| Excerpt from a dataset |
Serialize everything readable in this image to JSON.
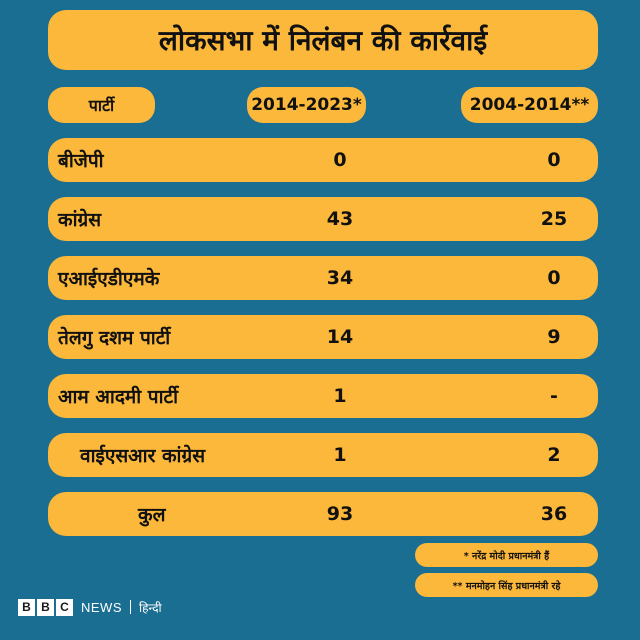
{
  "title": "लोकसभा में निलंबन की कार्रवाई",
  "headers": {
    "party": "पार्टी",
    "period_a": "2014-2023*",
    "period_b": "2004-2014**"
  },
  "rows": [
    {
      "party": "बीजेपी",
      "a": "0",
      "b": "0"
    },
    {
      "party": "कांग्रेस",
      "a": "43",
      "b": "25"
    },
    {
      "party": "एआईएडीएमके",
      "a": "34",
      "b": "0"
    },
    {
      "party": "तेलगु दशम पार्टी",
      "a": "14",
      "b": "9"
    },
    {
      "party": "आम आदमी पार्टी",
      "a": "1",
      "b": "-"
    },
    {
      "party": "वाईएसआर कांग्रेस",
      "a": "1",
      "b": "2"
    }
  ],
  "total": {
    "label": "कुल",
    "a": "93",
    "b": "36"
  },
  "notes": {
    "note_a": "* नरेंद्र मोदी प्रधानमंत्री हैं",
    "note_b": "** मनमोहन सिंह प्रधानमंत्री रहे"
  },
  "logo": {
    "letters": [
      "B",
      "B",
      "C"
    ],
    "news": "NEWS",
    "language": "हिन्दी"
  },
  "colors": {
    "background": "#1a6e92",
    "pill": "#fcb83a"
  },
  "chart_data": {
    "type": "table",
    "columns": [
      "पार्टी",
      "2014-2023*",
      "2004-2014**"
    ],
    "rows": [
      [
        "बीजेपी",
        "0",
        "0"
      ],
      [
        "कांग्रेस",
        "43",
        "25"
      ],
      [
        "एआईएडीएमके",
        "34",
        "0"
      ],
      [
        "तेलगु दशम पार्टी",
        "14",
        "9"
      ],
      [
        "आम आदमी पार्टी",
        "1",
        "-"
      ],
      [
        "वाईएसआर कांग्रेस",
        "1",
        "2"
      ],
      [
        "कुल",
        "93",
        "36"
      ]
    ]
  }
}
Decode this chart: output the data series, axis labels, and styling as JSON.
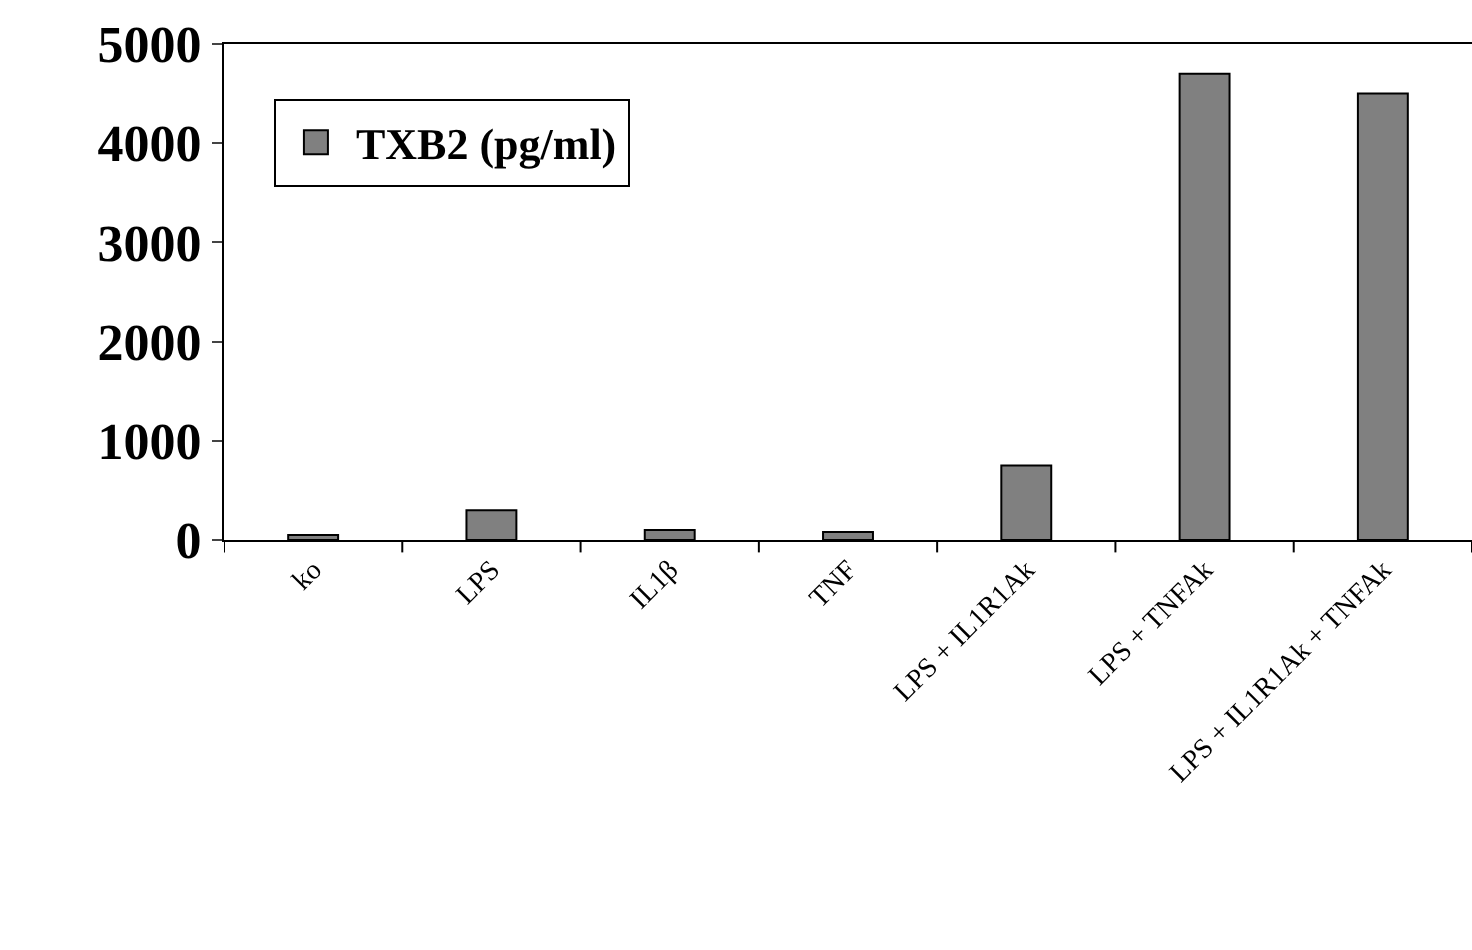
{
  "chart_data": {
    "type": "bar",
    "categories": [
      "ko",
      "LPS",
      "IL1β",
      "TNF",
      "LPS + IL1R1Ak",
      "LPS + TNFAk",
      "LPS + IL1R1Ak + TNFAk"
    ],
    "series": [
      {
        "name": "TXB2 (pg/ml)",
        "color": "#808080",
        "values": [
          50,
          300,
          100,
          80,
          750,
          4700,
          4500
        ]
      }
    ],
    "ylim": [
      0,
      5000
    ],
    "yticks": [
      0,
      1000,
      2000,
      3000,
      4000,
      5000
    ],
    "legend": "top left"
  }
}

| DIRECTION |
Count how many lines of the data include the word "this". Your reply should be that number alone.

| RIGHT ANSWER |
2